> What the task requires
Please list all lines of the material below in which the string "noreste" occurs.

§ §

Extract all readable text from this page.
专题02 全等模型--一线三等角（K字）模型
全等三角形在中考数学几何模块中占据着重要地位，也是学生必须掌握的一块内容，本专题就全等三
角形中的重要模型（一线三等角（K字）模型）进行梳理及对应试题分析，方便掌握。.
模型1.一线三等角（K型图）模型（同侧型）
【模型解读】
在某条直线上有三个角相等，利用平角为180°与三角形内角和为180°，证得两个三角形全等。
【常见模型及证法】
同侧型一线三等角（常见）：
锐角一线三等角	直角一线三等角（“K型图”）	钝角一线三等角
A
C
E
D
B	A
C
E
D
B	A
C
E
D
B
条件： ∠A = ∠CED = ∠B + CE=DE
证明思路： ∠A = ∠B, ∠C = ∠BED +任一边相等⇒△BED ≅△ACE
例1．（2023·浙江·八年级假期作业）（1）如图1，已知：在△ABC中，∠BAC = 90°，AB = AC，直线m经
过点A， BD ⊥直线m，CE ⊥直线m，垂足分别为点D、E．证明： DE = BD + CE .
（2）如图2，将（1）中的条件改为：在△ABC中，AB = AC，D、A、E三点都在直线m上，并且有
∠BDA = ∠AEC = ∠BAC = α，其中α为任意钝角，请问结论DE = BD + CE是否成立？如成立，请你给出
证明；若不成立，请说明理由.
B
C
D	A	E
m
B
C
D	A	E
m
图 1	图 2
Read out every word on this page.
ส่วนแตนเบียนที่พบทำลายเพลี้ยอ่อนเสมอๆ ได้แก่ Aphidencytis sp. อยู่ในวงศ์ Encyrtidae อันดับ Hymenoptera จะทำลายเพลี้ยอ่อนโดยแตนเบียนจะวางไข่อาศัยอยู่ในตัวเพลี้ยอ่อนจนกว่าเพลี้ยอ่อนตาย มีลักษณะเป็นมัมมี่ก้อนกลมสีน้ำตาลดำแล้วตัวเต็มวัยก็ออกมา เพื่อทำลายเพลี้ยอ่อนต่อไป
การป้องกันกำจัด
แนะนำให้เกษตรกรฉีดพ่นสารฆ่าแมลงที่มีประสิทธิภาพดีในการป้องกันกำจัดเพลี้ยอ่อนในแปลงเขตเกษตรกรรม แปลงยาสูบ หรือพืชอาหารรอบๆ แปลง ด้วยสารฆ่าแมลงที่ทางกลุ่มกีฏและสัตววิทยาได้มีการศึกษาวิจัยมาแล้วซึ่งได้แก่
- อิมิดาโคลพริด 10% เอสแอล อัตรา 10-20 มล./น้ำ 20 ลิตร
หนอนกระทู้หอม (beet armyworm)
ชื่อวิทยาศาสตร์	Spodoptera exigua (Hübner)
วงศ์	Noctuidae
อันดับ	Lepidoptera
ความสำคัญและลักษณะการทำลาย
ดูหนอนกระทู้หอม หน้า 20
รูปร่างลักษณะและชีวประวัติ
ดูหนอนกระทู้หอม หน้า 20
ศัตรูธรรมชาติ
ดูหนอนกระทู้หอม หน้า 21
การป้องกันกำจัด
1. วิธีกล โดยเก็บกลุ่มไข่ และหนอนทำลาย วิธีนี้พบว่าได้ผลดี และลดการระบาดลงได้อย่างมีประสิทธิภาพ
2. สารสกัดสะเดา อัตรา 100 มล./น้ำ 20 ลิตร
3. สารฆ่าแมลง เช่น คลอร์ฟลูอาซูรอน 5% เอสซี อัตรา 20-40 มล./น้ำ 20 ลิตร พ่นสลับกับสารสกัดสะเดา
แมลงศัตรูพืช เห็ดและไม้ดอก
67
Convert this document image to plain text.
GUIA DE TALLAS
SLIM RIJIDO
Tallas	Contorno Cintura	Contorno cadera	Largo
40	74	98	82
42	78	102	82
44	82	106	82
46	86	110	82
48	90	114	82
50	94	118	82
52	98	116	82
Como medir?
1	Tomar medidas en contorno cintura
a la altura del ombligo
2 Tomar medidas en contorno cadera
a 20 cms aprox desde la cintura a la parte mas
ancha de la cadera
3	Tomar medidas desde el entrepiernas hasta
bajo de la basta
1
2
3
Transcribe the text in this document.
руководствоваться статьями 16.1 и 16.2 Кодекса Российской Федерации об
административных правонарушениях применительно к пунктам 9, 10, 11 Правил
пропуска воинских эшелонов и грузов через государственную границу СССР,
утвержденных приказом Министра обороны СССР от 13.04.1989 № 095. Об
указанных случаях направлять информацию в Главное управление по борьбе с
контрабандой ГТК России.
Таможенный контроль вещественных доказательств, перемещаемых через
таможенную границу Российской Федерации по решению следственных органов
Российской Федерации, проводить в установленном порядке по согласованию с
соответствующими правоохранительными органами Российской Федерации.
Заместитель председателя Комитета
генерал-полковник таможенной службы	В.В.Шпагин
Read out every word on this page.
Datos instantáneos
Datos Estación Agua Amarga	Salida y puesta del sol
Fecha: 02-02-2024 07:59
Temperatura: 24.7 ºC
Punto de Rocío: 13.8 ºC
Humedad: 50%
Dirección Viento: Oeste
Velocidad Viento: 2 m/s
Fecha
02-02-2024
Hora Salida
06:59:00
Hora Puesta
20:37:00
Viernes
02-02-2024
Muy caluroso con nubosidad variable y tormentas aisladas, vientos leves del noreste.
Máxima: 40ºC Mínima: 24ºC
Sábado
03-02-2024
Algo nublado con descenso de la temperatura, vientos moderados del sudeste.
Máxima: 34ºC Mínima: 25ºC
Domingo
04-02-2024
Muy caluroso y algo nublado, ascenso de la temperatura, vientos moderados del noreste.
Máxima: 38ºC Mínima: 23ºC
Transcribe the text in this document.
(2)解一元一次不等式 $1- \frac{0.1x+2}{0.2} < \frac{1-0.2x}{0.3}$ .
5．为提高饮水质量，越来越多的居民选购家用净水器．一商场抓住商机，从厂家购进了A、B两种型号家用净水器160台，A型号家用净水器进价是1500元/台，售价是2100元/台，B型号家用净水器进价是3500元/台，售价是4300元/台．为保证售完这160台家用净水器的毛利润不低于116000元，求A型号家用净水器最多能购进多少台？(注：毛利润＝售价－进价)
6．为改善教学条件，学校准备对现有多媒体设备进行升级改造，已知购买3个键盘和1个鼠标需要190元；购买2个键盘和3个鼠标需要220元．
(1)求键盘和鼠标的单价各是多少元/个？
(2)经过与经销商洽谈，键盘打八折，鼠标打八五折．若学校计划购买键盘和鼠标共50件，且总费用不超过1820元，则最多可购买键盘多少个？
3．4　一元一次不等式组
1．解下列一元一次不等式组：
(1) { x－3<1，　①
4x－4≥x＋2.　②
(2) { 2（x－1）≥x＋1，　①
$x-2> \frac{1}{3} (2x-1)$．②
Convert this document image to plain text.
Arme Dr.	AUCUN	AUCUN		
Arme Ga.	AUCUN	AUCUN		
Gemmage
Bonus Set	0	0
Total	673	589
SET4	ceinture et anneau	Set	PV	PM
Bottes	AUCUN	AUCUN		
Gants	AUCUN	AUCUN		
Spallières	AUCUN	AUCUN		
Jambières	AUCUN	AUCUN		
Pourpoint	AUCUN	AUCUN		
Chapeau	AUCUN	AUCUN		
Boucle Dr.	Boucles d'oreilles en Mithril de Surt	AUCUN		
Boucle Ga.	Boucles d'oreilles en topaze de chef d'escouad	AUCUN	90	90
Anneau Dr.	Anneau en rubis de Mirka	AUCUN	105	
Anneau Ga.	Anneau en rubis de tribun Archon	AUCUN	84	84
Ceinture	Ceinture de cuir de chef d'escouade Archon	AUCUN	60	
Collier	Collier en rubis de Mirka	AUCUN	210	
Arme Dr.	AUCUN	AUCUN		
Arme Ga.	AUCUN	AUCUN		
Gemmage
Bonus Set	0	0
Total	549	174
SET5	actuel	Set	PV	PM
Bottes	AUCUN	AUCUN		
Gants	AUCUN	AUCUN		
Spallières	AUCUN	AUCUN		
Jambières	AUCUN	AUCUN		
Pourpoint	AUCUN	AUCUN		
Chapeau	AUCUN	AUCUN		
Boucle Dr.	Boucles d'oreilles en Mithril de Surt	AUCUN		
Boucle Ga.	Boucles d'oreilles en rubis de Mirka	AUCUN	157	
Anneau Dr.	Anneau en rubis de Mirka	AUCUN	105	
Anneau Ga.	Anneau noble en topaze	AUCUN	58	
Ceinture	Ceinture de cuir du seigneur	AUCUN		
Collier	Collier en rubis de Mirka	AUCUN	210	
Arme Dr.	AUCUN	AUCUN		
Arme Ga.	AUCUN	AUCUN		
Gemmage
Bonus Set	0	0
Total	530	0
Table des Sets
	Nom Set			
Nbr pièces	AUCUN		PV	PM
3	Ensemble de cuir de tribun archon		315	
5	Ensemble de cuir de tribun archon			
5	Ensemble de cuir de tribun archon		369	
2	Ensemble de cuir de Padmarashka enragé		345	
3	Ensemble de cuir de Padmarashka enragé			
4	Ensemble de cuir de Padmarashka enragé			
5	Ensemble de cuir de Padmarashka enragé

§ §

> Response to the task
Muy caluroso con nubosidad variable y tormentas aisladas, vientos leves del noreste.
Muy caluroso y algo nublado, ascenso de la temperatura, vientos moderados del noreste.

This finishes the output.